**Exercise**
Copy out the lines from the one holding "Output 28 of" through the one holding "x-tick-label: All occupants", including both, and drop the pictures from your answer.

**Material for this exercise**
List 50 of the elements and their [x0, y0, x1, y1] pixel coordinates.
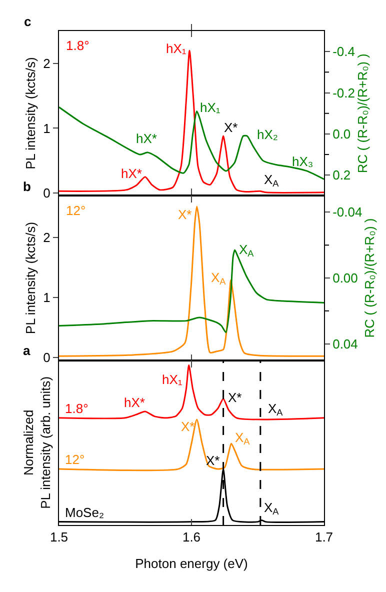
==
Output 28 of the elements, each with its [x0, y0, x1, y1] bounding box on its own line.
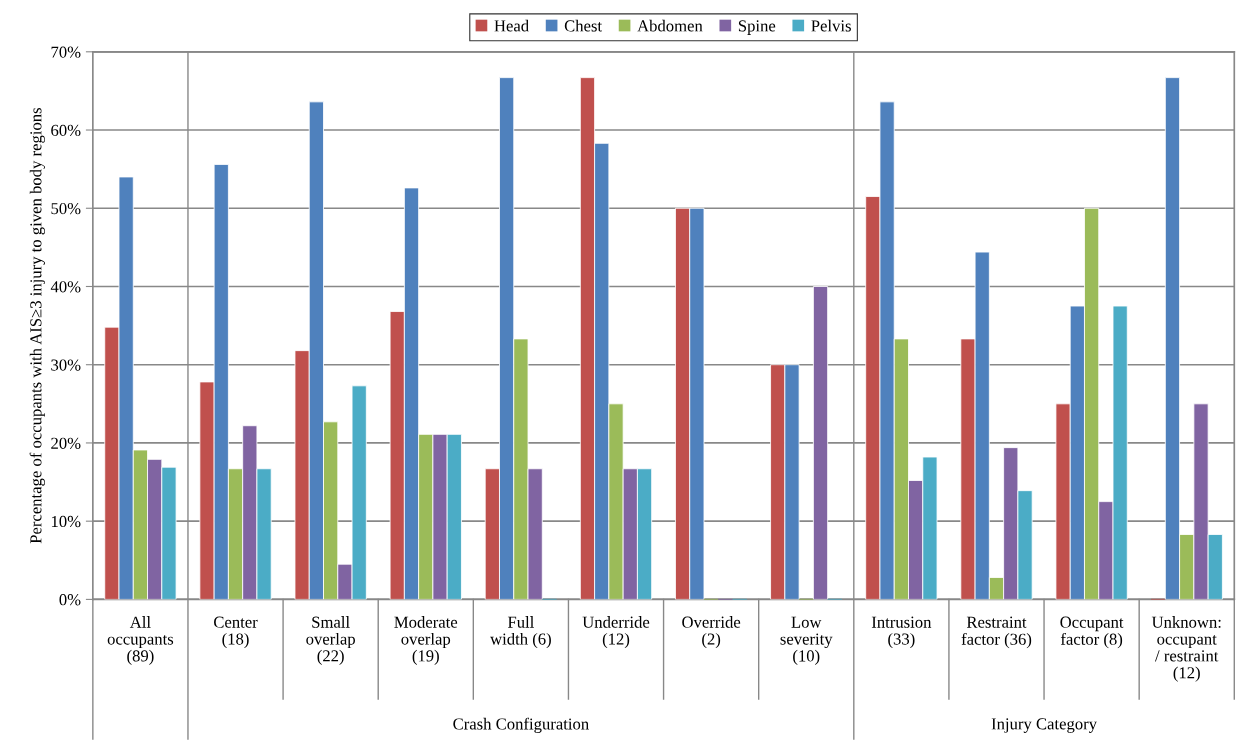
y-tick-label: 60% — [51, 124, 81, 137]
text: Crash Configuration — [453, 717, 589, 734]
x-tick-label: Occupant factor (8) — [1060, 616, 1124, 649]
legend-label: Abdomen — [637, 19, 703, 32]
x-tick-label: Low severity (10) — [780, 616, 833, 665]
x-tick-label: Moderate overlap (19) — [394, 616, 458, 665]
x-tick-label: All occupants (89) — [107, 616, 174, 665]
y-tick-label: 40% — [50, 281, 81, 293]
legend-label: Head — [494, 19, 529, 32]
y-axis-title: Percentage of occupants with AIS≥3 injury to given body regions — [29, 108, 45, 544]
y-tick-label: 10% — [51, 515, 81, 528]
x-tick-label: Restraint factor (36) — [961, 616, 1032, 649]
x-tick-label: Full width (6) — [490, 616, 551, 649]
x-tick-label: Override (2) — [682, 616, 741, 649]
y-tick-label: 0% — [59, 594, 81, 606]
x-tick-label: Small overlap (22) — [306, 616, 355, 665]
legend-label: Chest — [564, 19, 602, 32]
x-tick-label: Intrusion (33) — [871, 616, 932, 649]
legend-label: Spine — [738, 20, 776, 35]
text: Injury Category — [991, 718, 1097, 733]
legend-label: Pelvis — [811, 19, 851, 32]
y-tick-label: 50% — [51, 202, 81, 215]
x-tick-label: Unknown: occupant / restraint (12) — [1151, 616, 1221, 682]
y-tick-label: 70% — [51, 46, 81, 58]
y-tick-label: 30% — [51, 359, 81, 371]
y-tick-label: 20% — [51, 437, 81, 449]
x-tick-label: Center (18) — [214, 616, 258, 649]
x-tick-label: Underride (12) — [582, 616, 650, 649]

**Final answer**
Output 28 of the elements, each with its [x0, y0, x1, y1] bounding box on its own line.
y-tick-label: 60% — [51, 124, 81, 137]
text: Crash Configuration — [453, 717, 589, 734]
x-tick-label: Occupant factor (8) — [1060, 616, 1124, 649]
legend-label: Abdomen — [637, 19, 703, 32]
x-tick-label: Low severity (10) — [780, 616, 833, 665]
x-tick-label: Moderate overlap (19) — [394, 616, 458, 665]
x-tick-label: All occupants (89) — [107, 616, 174, 665]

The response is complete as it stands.